== Textauszug ==

# brauche Kaufberatung für Intel CPU + Board + RAM



## beefsteak (21. September 2012)

*brauche Kaufberatung für Intel CPU + Board + RAM*

Hallo,

also da mal wieder ein frische Windows Installation nötig ist, 
und ich das gleichzeitig nutzen möchte um *CPU, Mobo und RAM* auf den aktuellen Stand zu bringen.
Wollte ich mal fragen welche Kombination aktuell Sinn macht.

*Zuerst aber mal meine Anforderungen.*

Aktuell habe ich ein MSI P55 CD53 mit Sockel 1156 und eine Intel i7 870 CPU dazu sind 8 GB RAM installiert.
Von der Leistung her reicht das momentan zwar aus, aber das Ende der Fahnenstange ist ja mit der CPU so gut wie erreicht "bezogen auf den 1156 Sockel".


*Die neue Kombi sollte folgendes bieten*

- Intel CPU 
- mindesten gleiche Leistung wie bisher (gerne auch mehr)
- es sollte noch Luft nach oben sein wenn es um spätere CPU upgrades geht
- reichlich USB Ports sollte das Mobo haben (2.0 und 3.0)
- reichlich SATA Anschlüsse (ich habe momentan 6 HDD und 1 Blue Ray angeschlossen
- !!! ganz wichtig, es sollte Crossfire tauglich sein!!
In Zukunft will ich mir ein Eyefinity System mit 3+1 Monitoren aufbauen (Simracing)

===
== Erfasste Daten ==

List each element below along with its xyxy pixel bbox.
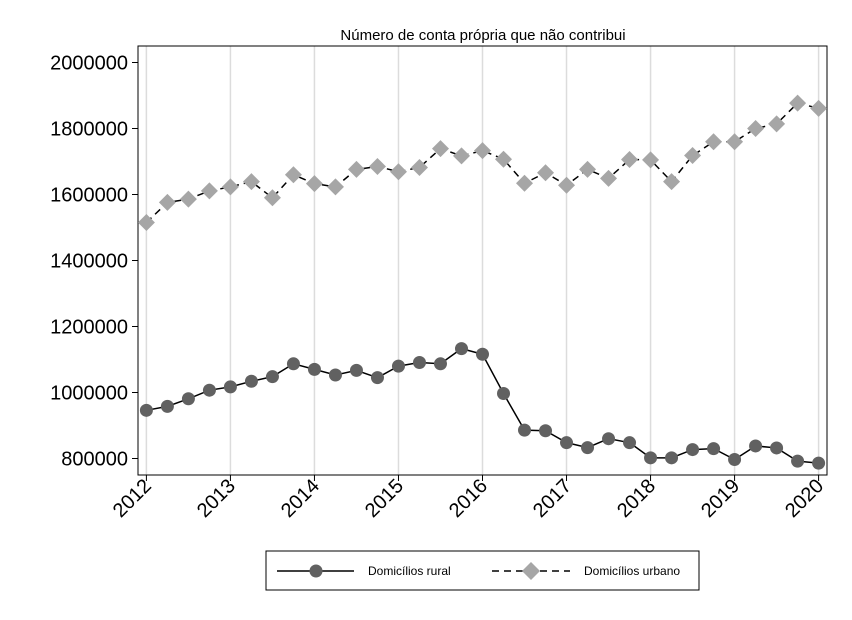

===

▶ **Deine Aufgaben**
1. Welche CPU ist laut dem Forenbeitrag zur Kaufberatung derzeit eingebaut?
2. Schreib einen Abschnitt aus dem Forenbeitrag zur Kaufberatung wortgetreu ab. Fang bei den Worten mit „Aktuell habe ich“ an und hör nach „Monitoren aufbauen (Simracing)“ auf.

▶ **Ergebnisse**
1. Eine Intel i7 870.

2.
Aktuell habe ich ein MSI P55 CD53 mit Sockel 1156 und eine Intel i7 870 CPU dazu sind 8 GB RAM installiert.
Von der Leistung her reicht das momentan zwar aus, aber das Ende der Fahnenstange ist ja mit der CPU so gut wie erreicht "bezogen auf den 1156 Sockel".


*Die neue Kombi sollte folgendes bieten*

- Intel CPU 
- mindesten gleiche Leistung wie bisher (gerne auch mehr)
- es sollte noch Luft nach oben sein wenn es um spätere CPU upgrades geht
- reichlich USB Ports sollte das Mobo haben (2.0 und 3.0)
- reichlich SATA Anschlüsse (ich habe momentan 6 HDD und 1 Blue Ray angeschlossen
- !!! ganz wichtig, es sollte Crossfire tauglich sein!!
In Zukunft will ich mir ein Eyefinity System mit 3+1 Monitoren aufbauen (Simracing)